— Problem description —
Locate each line in the records below that contains the string "tray", and copy those lines in full.

— Dataset excerpts —

+ + + +

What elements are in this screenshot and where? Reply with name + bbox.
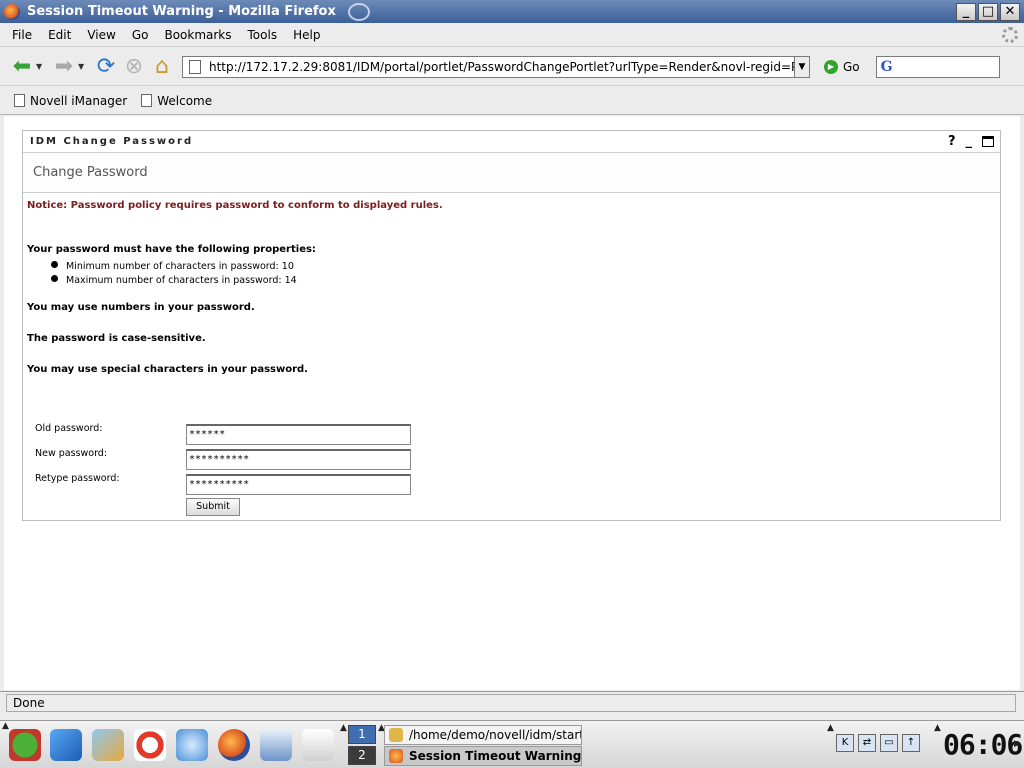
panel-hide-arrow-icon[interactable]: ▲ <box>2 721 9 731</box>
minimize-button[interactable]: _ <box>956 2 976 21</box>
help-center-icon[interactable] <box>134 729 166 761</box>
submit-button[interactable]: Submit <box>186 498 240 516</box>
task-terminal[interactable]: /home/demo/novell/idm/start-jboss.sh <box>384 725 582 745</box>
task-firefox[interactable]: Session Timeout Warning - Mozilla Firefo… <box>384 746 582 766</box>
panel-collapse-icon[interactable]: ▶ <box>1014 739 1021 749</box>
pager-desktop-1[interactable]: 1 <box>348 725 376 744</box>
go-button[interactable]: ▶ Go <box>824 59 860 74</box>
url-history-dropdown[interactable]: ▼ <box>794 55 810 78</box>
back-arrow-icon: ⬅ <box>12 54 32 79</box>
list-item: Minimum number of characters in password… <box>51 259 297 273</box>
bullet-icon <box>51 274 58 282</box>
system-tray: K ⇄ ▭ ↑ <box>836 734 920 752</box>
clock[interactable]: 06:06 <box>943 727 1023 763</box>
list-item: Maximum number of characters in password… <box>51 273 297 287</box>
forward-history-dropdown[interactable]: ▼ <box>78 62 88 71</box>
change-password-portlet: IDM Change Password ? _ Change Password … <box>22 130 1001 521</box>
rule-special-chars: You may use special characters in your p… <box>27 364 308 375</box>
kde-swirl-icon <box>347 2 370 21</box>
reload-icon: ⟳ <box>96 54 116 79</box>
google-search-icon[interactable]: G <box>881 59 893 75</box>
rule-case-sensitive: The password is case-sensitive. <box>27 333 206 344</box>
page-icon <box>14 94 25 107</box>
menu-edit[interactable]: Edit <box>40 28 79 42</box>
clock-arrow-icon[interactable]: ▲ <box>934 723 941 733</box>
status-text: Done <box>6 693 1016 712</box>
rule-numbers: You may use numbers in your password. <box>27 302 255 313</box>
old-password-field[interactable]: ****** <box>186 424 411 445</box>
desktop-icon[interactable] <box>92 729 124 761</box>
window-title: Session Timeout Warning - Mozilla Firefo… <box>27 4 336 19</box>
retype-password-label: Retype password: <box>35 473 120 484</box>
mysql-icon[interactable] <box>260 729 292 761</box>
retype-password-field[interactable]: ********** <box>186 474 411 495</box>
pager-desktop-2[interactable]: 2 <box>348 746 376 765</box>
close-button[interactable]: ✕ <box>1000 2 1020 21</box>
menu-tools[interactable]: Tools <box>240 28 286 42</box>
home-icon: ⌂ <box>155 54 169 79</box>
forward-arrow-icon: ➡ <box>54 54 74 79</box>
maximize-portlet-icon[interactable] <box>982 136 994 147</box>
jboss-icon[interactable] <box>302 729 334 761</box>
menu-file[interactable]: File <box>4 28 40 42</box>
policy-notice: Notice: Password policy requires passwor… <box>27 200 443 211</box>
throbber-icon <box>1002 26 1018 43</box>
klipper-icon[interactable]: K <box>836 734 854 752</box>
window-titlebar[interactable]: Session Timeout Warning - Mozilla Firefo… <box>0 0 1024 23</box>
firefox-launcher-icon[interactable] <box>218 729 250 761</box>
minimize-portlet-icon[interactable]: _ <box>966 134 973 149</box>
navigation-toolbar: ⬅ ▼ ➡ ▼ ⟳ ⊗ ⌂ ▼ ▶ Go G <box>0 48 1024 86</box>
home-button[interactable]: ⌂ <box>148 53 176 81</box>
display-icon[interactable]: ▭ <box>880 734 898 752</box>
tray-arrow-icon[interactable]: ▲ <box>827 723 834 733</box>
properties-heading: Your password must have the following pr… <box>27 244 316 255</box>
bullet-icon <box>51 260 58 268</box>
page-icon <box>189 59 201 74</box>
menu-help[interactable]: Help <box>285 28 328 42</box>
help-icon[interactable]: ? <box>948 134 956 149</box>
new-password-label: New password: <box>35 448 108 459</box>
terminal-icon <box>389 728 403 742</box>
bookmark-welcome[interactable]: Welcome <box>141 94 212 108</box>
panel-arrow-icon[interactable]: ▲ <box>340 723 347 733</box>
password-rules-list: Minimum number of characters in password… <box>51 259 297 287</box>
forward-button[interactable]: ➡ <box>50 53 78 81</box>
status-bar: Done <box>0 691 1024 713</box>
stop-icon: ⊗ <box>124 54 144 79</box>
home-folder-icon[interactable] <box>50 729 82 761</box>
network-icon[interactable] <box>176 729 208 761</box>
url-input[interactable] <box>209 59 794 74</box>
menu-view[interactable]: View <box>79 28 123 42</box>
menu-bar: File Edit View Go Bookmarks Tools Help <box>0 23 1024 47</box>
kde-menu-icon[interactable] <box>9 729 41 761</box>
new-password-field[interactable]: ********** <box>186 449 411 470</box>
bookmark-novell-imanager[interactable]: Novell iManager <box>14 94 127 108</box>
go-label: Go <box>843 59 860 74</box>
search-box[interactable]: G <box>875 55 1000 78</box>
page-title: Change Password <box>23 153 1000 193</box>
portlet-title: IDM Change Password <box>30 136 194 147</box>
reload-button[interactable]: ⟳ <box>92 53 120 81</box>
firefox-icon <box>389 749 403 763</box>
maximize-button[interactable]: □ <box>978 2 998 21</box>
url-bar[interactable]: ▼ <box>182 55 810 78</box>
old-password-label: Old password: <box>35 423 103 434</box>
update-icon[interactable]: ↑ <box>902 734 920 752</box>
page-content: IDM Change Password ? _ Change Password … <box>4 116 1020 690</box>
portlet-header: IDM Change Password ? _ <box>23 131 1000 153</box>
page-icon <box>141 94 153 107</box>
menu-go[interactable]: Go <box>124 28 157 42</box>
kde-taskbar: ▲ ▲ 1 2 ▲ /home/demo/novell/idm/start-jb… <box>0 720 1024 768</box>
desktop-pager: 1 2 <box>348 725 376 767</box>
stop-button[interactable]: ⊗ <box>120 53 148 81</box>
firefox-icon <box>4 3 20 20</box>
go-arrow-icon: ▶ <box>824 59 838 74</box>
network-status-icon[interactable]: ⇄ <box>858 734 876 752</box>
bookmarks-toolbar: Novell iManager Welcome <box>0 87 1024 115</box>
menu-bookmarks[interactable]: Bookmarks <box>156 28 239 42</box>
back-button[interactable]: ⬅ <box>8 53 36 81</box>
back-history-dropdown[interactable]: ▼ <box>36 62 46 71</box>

+ + + +

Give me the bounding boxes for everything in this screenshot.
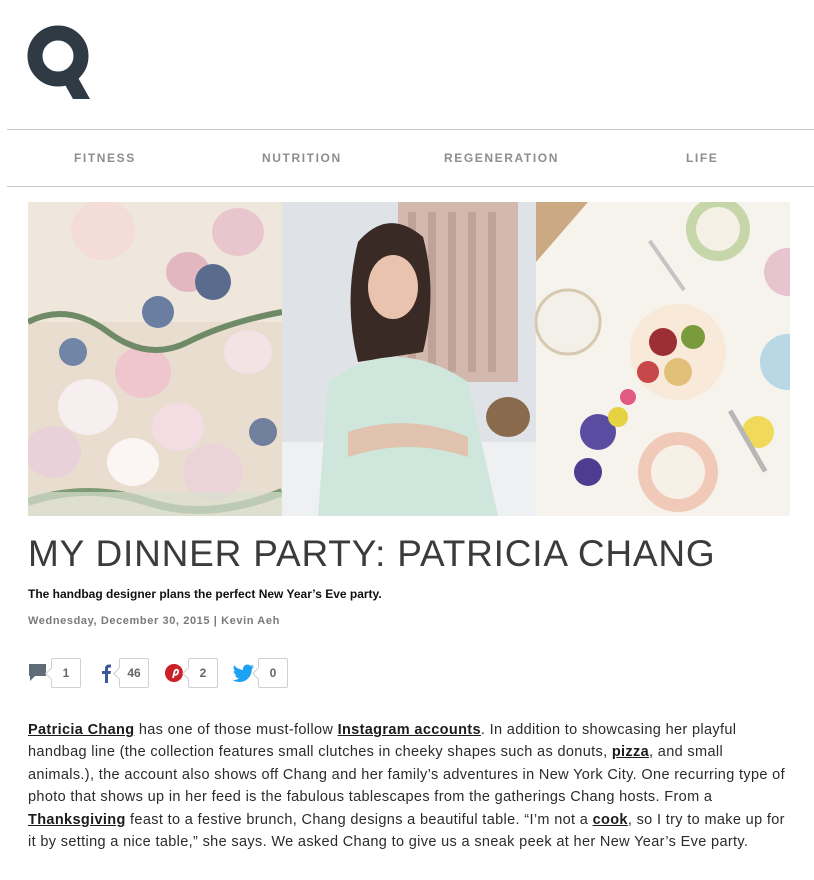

+ + + +

— Written response —
system-tray: K ⇄ ▭ ↑ <box>836 734 920 752</box>
tray-arrow-icon[interactable]: ▲ <box>827 723 834 733</box>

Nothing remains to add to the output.